» **Problem to work on**:
In the forum thread about the ailing molly, what pH reading does abbysfish report for the tank water?
── Source passage ──
Is your tank cylced? Do you know anything about cycling at all? 


abby's fish said:


> Any advise would be greatly appreciated since we probably aren't qualified enough to have goldfish let alone anything else.


At least you got that right.


----------



## abbysfish (Feb 8, 2006)

well, i did just what i shouldn't do.... i took him out of the tank because i didn't know what else to do... I wanted to turn the filter back on for the other fish. He was stuck to the filter because of the strength of it. I also noticed one of the other fish starting to take advantage of his weakened state and nipping at him. To my surprise, he made it through the night. In my defense, when i bought him (& his 3 friends who have died a long time ago), I told the people at the store what my tank setup was and what other fish i had in there. I've since learned that the girl at the store knows even less about fish than i do. I didn't know mollies were brackish, but now that we have him, what can i do about it? I can't set up another tank and all my other fish are freshwater. We've had him for so long I guess I just thought he was the molly that defied the odds and didn't need the salt. Is it too late for him if i could get the pet store to take him back? My water is testing fine with the strips i have, the ph is high at 8.0 , but the fish store people said that it really wasn't a problem, that's how the water is around here and the fish do ok anyway. The nitrates were still in the safe zone and everything else looked benign to me. UGH.... This is why i liked my goldfish. If they lived through the first week, they lived forever.  I'd still appreciate any more input that anyone has to offer. Thanks!


----------



## Georgia Peach (Sep 23, 2005)

wow, IM surprised those tetras havent keeled over in that high PH!


----------
───
── Dataset extract ──
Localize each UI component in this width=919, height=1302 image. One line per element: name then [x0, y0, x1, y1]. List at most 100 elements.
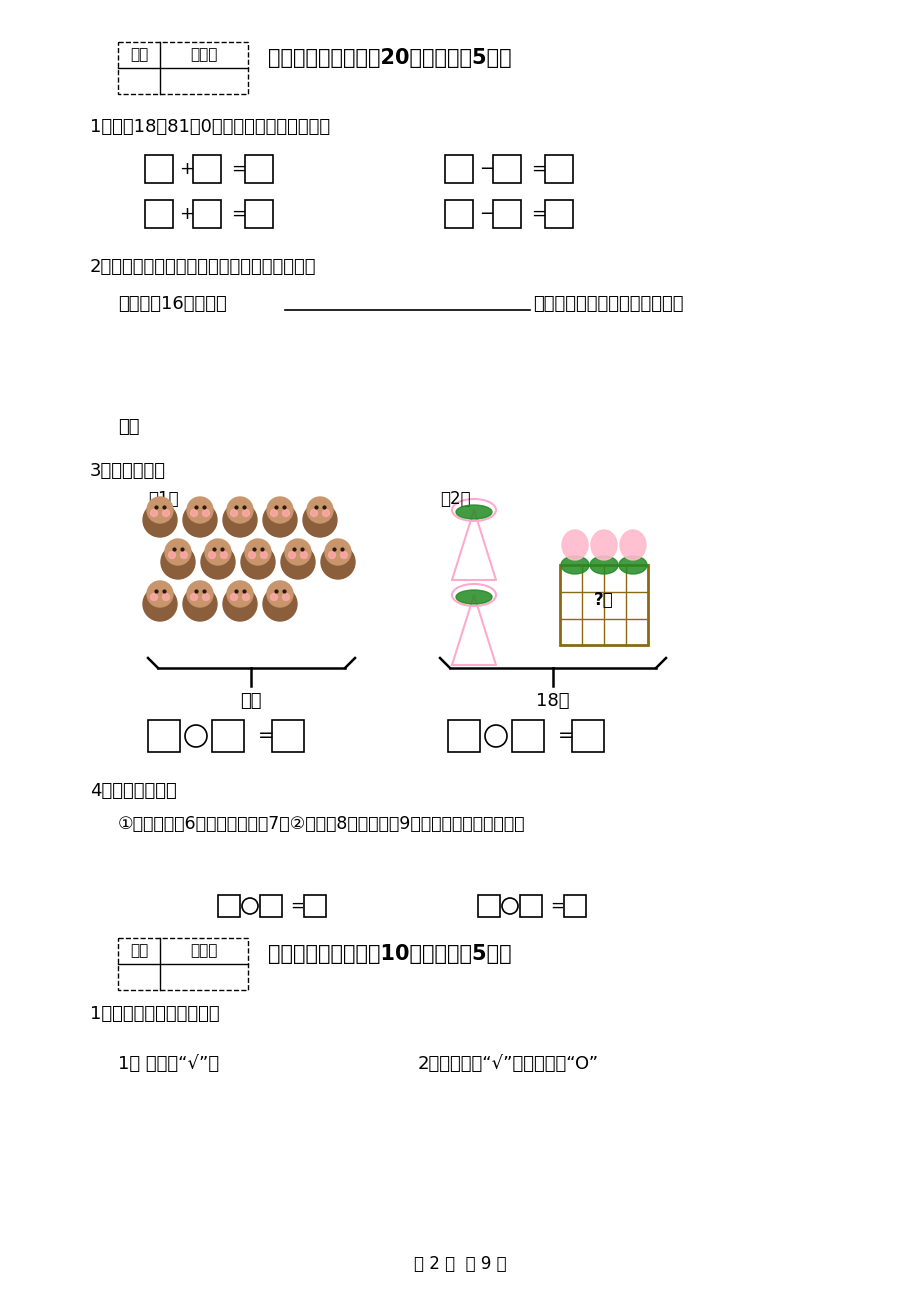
───
» **Correct result**:
The pH tested high, at 8.0.